[Source data]
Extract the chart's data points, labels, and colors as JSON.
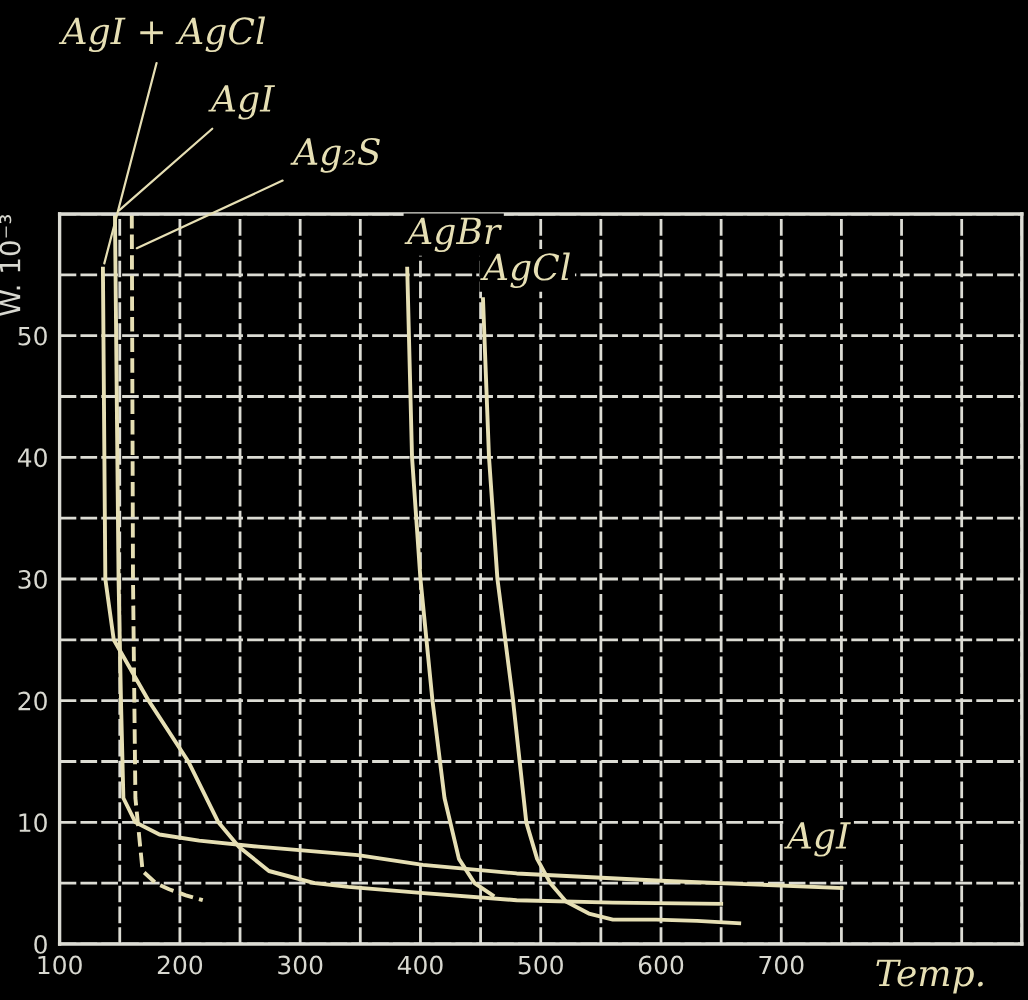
{
  "chart_data": {
    "type": "line",
    "xlabel": "Temp.",
    "ylabel": "W. 10⁻³",
    "series": [
      {
        "color": "#e6dfb4",
        "line_style": "solid",
        "x": [
          136,
          138,
          145,
          174,
          207,
          232,
          249,
          274,
          312,
          340,
          400,
          480,
          560,
          650
        ],
        "values": [
          55.5,
          30,
          25,
          20,
          15,
          10,
          8,
          6,
          5,
          4.7,
          4.2,
          3.6,
          3.4,
          3.3
        ]
      },
      {
        "color": "#e6dfb4",
        "line_style": "solid",
        "x": [
          146,
          149,
          151,
          153,
          163,
          183,
          216,
          265,
          348,
          402,
          480,
          600,
          750
        ],
        "values": [
          60,
          30,
          20,
          12,
          10,
          9,
          8.5,
          8,
          7.3,
          6.5,
          5.8,
          5.2,
          4.6
        ]
      },
      {
        "color": "#e6dfb4",
        "line_style": "dashed",
        "x": [
          160,
          161,
          163,
          169,
          180,
          191,
          205,
          219
        ],
        "values": [
          60,
          30,
          12,
          6,
          5,
          4.5,
          4,
          3.6
        ]
      },
      {
        "color": "#e6dfb4",
        "line_style": "solid",
        "x": [
          389,
          393,
          400,
          410,
          420,
          432,
          445,
          460
        ],
        "values": [
          55.5,
          40,
          30,
          20,
          12,
          7,
          5,
          4
        ]
      },
      {
        "color": "#e6dfb4",
        "line_style": "solid",
        "x": [
          452,
          457,
          464,
          477,
          488,
          497,
          508,
          521,
          540,
          560,
          596,
          630,
          665
        ],
        "values": [
          53,
          40,
          30,
          20,
          10,
          7,
          5,
          3.5,
          2.5,
          2,
          2,
          1.9,
          1.7
        ]
      }
    ],
    "annotations": [
      {
        "text": "AgI + AgCl",
        "x": 136,
        "y": 55.5
      },
      {
        "text": "AgI",
        "x": 146,
        "y": 60
      },
      {
        "text": "Ag₂S",
        "x": 160,
        "y": 57
      },
      {
        "text": "AgBr",
        "x": 389,
        "y": 55.5
      },
      {
        "text": "AgCl",
        "x": 452,
        "y": 53
      },
      {
        "text": "AgI",
        "x": 700,
        "y": 4.9
      }
    ],
    "xlim": [
      100,
      900
    ],
    "ylim": [
      0,
      60
    ],
    "xticks": [
      100,
      {
        "value": 150,
        "label": null
      },
      200,
      {
        "value": 250,
        "label": null
      },
      300,
      {
        "value": 350,
        "label": null
      },
      400,
      {
        "value": 450,
        "label": null
      },
      500,
      {
        "value": 550,
        "label": null
      },
      600,
      {
        "value": 650,
        "label": null
      },
      700,
      {
        "value": 750,
        "label": null
      },
      {
        "value": 800,
        "label": null
      },
      {
        "value": 850,
        "label": null
      },
      {
        "value": 900,
        "label": null
      }
    ],
    "yticks": [
      0,
      {
        "value": 5,
        "label": null
      },
      10,
      {
        "value": 15,
        "label": null
      },
      20,
      {
        "value": 25,
        "label": null
      },
      30,
      {
        "value": 35,
        "label": null
      },
      40,
      {
        "value": 45,
        "label": null
      },
      50,
      {
        "value": 55,
        "label": null
      },
      {
        "value": 60,
        "label": null
      }
    ],
    "grid": true,
    "legend": false,
    "marker": "none"
  }
}
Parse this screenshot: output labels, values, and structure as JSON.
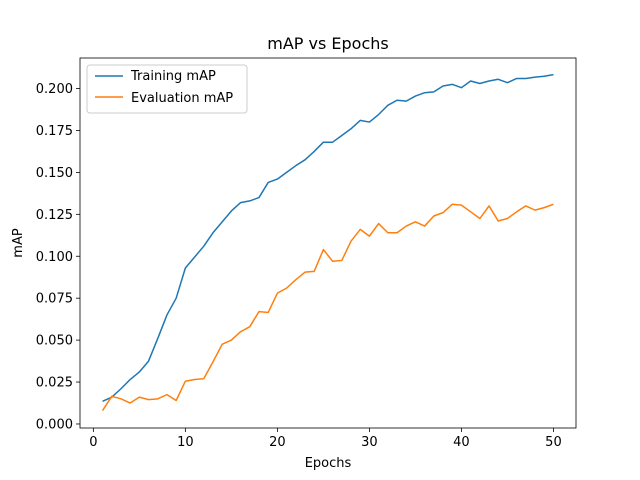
{
  "chart_data": {
    "type": "line",
    "title": "mAP vs Epochs",
    "xlabel": "Epochs",
    "ylabel": "mAP",
    "xlim": [
      -1.45,
      52.45
    ],
    "ylim": [
      -0.0024,
      0.2182
    ],
    "xticks": [
      0,
      10,
      20,
      30,
      40,
      50
    ],
    "yticks": [
      0.0,
      0.025,
      0.05,
      0.075,
      0.1,
      0.125,
      0.15,
      0.175,
      0.2
    ],
    "ytick_labels": [
      "0.000",
      "0.025",
      "0.050",
      "0.075",
      "0.100",
      "0.125",
      "0.150",
      "0.175",
      "0.200"
    ],
    "grid": false,
    "legend_position": "top-left",
    "x": [
      1,
      2,
      3,
      4,
      5,
      6,
      7,
      8,
      9,
      10,
      11,
      12,
      13,
      14,
      15,
      16,
      17,
      18,
      19,
      20,
      21,
      22,
      23,
      24,
      25,
      26,
      27,
      28,
      29,
      30,
      31,
      32,
      33,
      34,
      35,
      36,
      37,
      38,
      39,
      40,
      41,
      42,
      43,
      44,
      45,
      46,
      47,
      48,
      49,
      50
    ],
    "series": [
      {
        "name": "Training mAP",
        "color": "#1f77b4",
        "values": [
          0.0135,
          0.016,
          0.021,
          0.0265,
          0.031,
          0.0375,
          0.051,
          0.065,
          0.075,
          0.093,
          0.0995,
          0.106,
          0.114,
          0.1205,
          0.127,
          0.132,
          0.133,
          0.135,
          0.144,
          0.146,
          0.15,
          0.154,
          0.1575,
          0.1625,
          0.168,
          0.168,
          0.172,
          0.176,
          0.181,
          0.18,
          0.1845,
          0.19,
          0.193,
          0.1925,
          0.1955,
          0.1975,
          0.198,
          0.2015,
          0.2025,
          0.2005,
          0.2045,
          0.203,
          0.2045,
          0.2055,
          0.2035,
          0.206,
          0.206,
          0.2068,
          0.2073,
          0.2083
        ]
      },
      {
        "name": "Evaluation mAP",
        "color": "#ff7f0e",
        "values": [
          0.008,
          0.0165,
          0.015,
          0.0125,
          0.016,
          0.0145,
          0.015,
          0.0175,
          0.014,
          0.0255,
          0.0265,
          0.027,
          0.037,
          0.0475,
          0.05,
          0.055,
          0.058,
          0.067,
          0.0665,
          0.078,
          0.081,
          0.086,
          0.0905,
          0.091,
          0.104,
          0.097,
          0.0975,
          0.109,
          0.116,
          0.112,
          0.1195,
          0.114,
          0.114,
          0.118,
          0.1205,
          0.118,
          0.124,
          0.126,
          0.131,
          0.1305,
          0.1265,
          0.1225,
          0.13,
          0.121,
          0.1225,
          0.1265,
          0.13,
          0.1275,
          0.129,
          0.131
        ]
      }
    ]
  }
}
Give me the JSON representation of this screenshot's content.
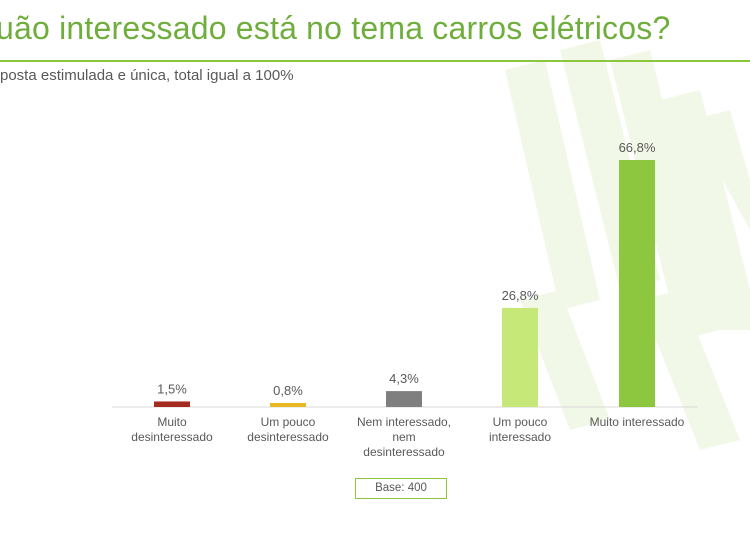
{
  "title": "uão interessado está no tema carros elétricos?",
  "subtitle": "posta estimulada e única, total igual a 100%",
  "base_label": "Base: 400",
  "colors": {
    "accent": "#8cc63f",
    "title": "#6fae3c",
    "bars": [
      "#a52a1f",
      "#e8b923",
      "#7f7f7f",
      "#c5e879",
      "#8dc63f"
    ]
  },
  "chart_data": {
    "type": "bar",
    "title": "uão interessado está no tema carros elétricos?",
    "xlabel": "",
    "ylabel": "",
    "ylim": [
      0,
      70
    ],
    "grid": false,
    "unit": "%",
    "categories": [
      [
        "Muito",
        "desinteressado"
      ],
      [
        "Um pouco",
        "desinteressado"
      ],
      [
        "Nem interessado,",
        "nem",
        "desinteressado"
      ],
      [
        "Um pouco",
        "interessado"
      ],
      [
        "Muito interessado"
      ]
    ],
    "values": [
      1.5,
      0.8,
      4.3,
      26.8,
      66.8
    ],
    "data_labels": [
      "1,5%",
      "0,8%",
      "4,3%",
      "26,8%",
      "66,8%"
    ]
  }
}
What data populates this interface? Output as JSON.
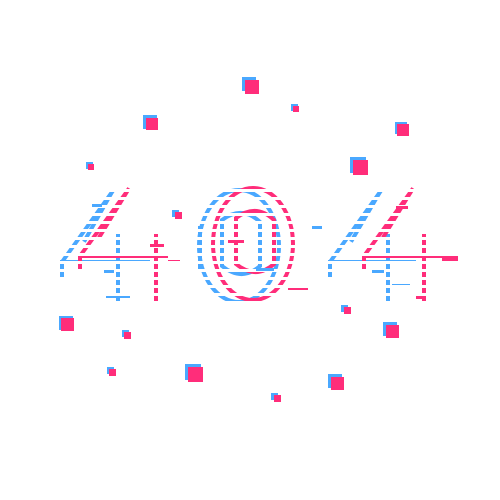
{
  "error_code": "404",
  "colors": {
    "background": "#ffffff",
    "pink": "#ff2d7a",
    "blue": "#4aa8ff"
  },
  "decorations": {
    "particle_count": 18,
    "style": "glitch squares"
  }
}
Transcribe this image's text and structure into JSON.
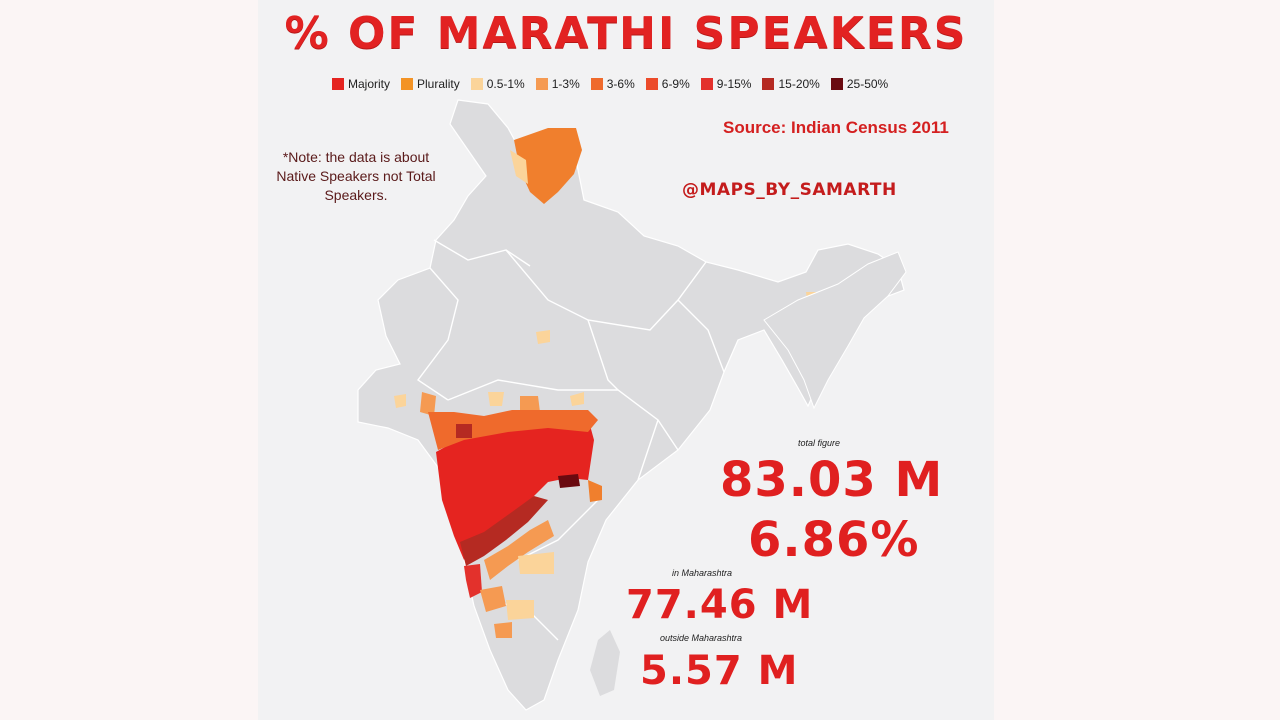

▸ Description of the task:
Identify the lines in the entries that hold "text" and return each one.

▸ Task response:
        "text": "AgI + AgCl",
        "text": "AgI",
        "text": "Ag₂S",
        "text": "AgBr",
        "text": "AgCl",
        "text": "AgI",
Transcribe this image's text and structure into JSON.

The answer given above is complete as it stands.